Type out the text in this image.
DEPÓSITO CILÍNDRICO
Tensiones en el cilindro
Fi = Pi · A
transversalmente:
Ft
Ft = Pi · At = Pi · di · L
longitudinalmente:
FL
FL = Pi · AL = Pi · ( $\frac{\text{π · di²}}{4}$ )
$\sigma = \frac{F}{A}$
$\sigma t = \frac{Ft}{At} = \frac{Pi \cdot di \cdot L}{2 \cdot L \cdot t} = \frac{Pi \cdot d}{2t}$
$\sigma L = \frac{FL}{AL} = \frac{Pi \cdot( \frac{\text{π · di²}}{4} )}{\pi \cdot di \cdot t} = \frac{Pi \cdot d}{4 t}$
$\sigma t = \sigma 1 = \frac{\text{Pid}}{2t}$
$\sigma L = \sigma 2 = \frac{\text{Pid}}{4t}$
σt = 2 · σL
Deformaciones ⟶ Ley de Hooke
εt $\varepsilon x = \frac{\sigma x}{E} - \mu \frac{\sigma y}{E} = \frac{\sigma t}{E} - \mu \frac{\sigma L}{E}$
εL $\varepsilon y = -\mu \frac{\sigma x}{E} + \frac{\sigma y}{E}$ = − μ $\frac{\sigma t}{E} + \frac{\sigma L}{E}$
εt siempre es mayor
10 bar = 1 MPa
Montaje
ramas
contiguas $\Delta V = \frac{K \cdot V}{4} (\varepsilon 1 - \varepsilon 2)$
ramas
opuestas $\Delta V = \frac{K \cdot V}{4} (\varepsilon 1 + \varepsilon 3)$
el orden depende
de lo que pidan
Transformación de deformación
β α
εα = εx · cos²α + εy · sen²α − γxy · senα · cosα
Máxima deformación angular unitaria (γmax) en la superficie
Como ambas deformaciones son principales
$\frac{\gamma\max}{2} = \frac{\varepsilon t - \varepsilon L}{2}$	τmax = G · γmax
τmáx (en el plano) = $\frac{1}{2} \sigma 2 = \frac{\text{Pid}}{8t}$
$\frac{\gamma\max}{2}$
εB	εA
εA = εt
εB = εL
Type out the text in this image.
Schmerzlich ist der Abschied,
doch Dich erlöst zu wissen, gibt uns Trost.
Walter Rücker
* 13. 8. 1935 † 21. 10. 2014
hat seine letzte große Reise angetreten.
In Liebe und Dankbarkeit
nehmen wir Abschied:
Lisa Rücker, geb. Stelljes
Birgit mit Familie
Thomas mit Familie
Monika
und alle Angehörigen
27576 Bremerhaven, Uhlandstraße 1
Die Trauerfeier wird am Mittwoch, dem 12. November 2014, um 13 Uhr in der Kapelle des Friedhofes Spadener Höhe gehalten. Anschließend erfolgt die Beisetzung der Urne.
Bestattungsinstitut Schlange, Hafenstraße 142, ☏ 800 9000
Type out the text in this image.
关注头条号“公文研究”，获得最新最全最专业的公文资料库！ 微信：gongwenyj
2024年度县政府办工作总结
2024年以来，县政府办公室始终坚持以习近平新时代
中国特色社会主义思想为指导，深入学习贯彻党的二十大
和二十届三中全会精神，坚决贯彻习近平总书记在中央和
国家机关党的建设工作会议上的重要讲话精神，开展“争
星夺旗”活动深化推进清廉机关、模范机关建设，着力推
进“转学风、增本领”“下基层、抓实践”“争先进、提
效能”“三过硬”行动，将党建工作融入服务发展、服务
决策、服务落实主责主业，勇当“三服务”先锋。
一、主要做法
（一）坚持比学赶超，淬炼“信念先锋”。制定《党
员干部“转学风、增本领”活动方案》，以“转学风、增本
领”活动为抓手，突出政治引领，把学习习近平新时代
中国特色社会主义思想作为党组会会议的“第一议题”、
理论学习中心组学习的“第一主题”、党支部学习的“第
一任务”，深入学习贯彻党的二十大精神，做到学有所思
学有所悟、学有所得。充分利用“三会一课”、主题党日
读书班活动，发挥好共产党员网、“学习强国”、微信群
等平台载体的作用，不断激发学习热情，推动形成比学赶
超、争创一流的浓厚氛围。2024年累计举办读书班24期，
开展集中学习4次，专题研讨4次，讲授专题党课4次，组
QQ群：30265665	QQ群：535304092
....
▶ **Exercise goal**
Pick out every line holding the string "deformación" and return it.

▶ **The output**
Transformación de deformación
Máxima deformación angular unitaria (γmax) en la superficie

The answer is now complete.